### Textauszug
===============

Die Natur kennt keine Lastwagen. Sie ist deshalb auch nicht darauf ausgerichtet, dass Tiere eng zusammengepfercht viele Stunden, oder sogar tagelang im Lastwagen durch die Gegend gekarrt werden. In der EU dürfen Schweine bis zu 24 Stunden am Stück transportiert werden, solange sie Zugang zu Trinkwasser haben. Pferde müssen in derselben Zeit wenigstens alle 8 Stunden getränkt werden. Rinder, Schafe und Ziegen dürfen in der EU 14 Stunden am Stück transportiert werden, und dann – mit Unterbruch von einer Stunde Ruhezeit plus Tränke – weitere 14 Stunden Fahrt anhängen. Diese Transportabschnitte können beliebig oft wiederholt werden, wenn die Tiere dazwischen für 24 Stunden an einer zugelassenen Kontrollstelle entladen, gefüttert und getränkt werden. Zum Vergleich: In der Schweiz dürfen Tiere maximal 6 Stunden transportiert werden.

===============

### Gegebene Daten
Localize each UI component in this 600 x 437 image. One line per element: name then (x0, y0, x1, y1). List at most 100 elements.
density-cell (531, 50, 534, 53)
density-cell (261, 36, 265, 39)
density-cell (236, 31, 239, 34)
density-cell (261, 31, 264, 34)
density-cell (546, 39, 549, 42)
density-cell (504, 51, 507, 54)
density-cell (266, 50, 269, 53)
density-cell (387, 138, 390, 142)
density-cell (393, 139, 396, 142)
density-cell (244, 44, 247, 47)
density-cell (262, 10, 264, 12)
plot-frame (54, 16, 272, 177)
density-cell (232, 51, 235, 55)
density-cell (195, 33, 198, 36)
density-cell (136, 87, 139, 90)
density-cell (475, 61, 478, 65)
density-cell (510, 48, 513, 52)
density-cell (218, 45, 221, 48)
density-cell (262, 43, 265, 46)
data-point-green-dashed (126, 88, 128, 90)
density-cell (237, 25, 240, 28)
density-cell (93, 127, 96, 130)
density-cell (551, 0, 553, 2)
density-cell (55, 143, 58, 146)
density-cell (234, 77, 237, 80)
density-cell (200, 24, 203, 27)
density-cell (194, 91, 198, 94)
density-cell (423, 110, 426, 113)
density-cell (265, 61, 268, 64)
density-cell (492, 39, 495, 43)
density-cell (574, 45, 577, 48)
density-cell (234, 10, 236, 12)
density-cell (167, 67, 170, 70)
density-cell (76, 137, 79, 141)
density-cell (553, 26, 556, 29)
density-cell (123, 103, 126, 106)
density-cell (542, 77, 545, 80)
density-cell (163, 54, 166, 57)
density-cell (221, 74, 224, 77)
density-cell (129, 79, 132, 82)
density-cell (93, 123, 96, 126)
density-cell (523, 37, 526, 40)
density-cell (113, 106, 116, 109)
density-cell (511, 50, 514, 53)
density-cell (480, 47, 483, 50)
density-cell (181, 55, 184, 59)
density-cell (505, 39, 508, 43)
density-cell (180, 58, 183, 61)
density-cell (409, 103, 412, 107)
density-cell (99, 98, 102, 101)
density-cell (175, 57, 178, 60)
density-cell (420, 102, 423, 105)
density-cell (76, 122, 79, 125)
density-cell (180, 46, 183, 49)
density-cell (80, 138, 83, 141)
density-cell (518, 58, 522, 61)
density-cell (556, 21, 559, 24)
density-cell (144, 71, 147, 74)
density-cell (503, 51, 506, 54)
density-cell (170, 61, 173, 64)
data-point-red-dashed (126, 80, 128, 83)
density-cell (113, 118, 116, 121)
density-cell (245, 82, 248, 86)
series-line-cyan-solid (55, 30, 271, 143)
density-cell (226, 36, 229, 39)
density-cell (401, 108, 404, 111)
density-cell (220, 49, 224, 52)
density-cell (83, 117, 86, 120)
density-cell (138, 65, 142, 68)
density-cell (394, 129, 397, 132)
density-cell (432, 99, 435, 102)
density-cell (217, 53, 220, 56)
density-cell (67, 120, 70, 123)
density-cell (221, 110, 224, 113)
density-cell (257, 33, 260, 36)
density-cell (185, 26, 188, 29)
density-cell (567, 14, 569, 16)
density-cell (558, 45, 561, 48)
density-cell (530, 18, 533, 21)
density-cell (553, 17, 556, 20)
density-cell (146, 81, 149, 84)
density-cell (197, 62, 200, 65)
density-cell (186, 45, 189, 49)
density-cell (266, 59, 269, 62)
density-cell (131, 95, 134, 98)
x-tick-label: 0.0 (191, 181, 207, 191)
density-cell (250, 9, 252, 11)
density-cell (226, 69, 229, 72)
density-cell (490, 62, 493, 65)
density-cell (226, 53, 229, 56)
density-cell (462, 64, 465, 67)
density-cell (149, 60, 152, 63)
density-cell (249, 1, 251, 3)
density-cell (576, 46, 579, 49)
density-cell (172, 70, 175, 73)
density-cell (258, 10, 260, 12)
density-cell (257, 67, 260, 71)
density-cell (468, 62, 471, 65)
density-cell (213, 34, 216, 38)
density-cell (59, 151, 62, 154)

===============

### Aufgaben
• a. Wie lange dürfen Tiere laut dem Text über Tiertransporte in der Schweiz höchstens transportiert werden?
• b. Aktualisiere im Text über Tiertransporte alles von „Die Natur kennt“ bis hinunter zu „Stunden transportiert werden.“, indem du „Lastwagen“ durch „Lkw“ ersetzt.
• c. Schreibe den Text über Tiertransporte nach seinem letzten Satz weiter.

### Erwartete Antworten
• a. Maximal 6 Stunden.

• b.
Die Natur kennt keine Lkw. Sie ist deshalb auch nicht darauf ausgerichtet, dass Tiere eng zusammengepfercht viele Stunden, oder sogar tagelang im Lkw durch die Gegend gekarrt werden. In der EU dürfen Schweine bis zu 24 Stunden am Stück transportiert werden, solange sie Zugang zu Trinkwasser haben. Pferde müssen in derselben Zeit wenigstens alle 8 Stunden getränkt werden. Rinder, Schafe und Ziegen dürfen in der EU 14 Stunden am Stück transportiert werden, und dann – mit Unterbruch von einer Stunde Ruhezeit plus Tränke – weitere 14 Stunden Fahrt anhängen. Diese Transportabschnitte können beliebig oft wiederholt werden, wenn die Tiere dazwischen für 24 Stunden an einer zugelassenen Kontrollstelle entladen, gefüttert und getränkt werden. Zum Vergleich: In der Schweiz dürfen Tiere maximal 6 Stunden transportiert werden.

• c.
Was lange fährt ist selten gut

Lange Fahrten sind ungesund, denn sie schwächen das Immunsystem. Das kann laut STS z.B. dazu führen, dass sich bei Hühnern Salmonellen stärker ausbreiten. Während in der Schweizer Hühnerhaltung Salmonellen dank eines ausgeklügelten Systems und tierfreundlicher Haltungsformen kaum vorkommen, werden in 20 bis 40% der EU-Geflügelhaltungen Salmonellen nachgewiesen. Ausserdem kommt nicht jedes Tier, das transportiert wird, lebend am Schlachthof an. Fachleute gehen laut STS davon aus, dass in der EU bis zu 2 Mio. Schweine jährlich beim Transport verenden – das ist fast so viel wie jährlich in der Schweiz geschlachtet werden. Beim Geflügel dürften gegen 10 Millionen Tiere in der EU jährlich dem Transport zum Opfer fallen.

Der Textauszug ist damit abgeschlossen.